START SUPPLIED RECORDS
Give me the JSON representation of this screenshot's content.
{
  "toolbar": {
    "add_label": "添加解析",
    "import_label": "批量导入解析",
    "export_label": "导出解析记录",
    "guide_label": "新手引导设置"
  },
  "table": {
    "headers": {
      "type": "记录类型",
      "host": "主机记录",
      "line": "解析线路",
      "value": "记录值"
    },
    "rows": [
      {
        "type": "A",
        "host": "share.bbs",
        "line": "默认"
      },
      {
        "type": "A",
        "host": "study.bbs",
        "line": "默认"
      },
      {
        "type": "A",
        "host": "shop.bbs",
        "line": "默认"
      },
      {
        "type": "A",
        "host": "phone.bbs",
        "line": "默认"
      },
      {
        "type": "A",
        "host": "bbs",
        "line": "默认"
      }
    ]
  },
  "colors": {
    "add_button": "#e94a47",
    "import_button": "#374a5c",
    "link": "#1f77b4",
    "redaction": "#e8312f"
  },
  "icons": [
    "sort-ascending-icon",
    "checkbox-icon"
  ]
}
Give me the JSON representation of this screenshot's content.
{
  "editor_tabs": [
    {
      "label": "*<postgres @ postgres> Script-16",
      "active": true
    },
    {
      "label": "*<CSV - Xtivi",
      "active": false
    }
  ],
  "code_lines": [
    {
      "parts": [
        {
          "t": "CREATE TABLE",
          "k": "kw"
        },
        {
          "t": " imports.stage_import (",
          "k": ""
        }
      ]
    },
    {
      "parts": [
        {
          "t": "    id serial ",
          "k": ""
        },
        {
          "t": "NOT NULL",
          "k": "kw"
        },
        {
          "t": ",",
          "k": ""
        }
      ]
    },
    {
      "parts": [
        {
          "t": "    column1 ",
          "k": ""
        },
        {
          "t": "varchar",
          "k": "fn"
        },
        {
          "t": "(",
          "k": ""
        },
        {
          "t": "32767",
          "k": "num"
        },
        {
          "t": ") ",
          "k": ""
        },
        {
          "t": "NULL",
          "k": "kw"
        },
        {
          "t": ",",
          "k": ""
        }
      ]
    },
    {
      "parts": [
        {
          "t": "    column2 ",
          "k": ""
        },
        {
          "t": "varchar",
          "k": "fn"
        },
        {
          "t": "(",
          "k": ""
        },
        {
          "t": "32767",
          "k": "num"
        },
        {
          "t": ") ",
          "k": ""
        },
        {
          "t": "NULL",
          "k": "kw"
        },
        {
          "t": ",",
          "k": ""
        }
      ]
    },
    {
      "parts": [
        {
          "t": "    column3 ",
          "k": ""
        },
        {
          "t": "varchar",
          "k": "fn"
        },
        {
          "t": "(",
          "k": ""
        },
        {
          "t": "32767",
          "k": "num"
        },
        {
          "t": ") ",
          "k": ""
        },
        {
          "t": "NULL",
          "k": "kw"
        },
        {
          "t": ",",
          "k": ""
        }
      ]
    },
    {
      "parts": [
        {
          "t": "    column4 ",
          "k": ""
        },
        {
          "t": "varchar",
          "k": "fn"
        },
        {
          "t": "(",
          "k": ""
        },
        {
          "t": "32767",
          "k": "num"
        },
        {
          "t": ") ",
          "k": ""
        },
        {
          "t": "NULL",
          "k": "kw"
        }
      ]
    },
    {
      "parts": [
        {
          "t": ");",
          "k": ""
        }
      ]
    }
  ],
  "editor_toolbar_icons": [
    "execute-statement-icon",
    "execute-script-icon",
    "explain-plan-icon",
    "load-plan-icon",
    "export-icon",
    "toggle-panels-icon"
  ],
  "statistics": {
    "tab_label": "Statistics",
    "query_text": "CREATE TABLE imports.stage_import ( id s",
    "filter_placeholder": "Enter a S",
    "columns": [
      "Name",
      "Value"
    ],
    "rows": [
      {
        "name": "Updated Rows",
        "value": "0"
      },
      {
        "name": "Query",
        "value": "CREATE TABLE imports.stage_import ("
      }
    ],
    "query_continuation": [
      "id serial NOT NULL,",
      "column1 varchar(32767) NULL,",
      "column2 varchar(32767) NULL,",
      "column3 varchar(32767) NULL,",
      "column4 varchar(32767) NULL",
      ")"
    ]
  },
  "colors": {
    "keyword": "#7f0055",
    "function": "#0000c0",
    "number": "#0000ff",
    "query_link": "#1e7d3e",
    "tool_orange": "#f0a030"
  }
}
END SUPPLIED RECORDS
PROBLEM DESCRIPTION
What is the number of lines that hold the string "execute"? Give it alone.

OUTPUT FOR THIS EXERCISE
2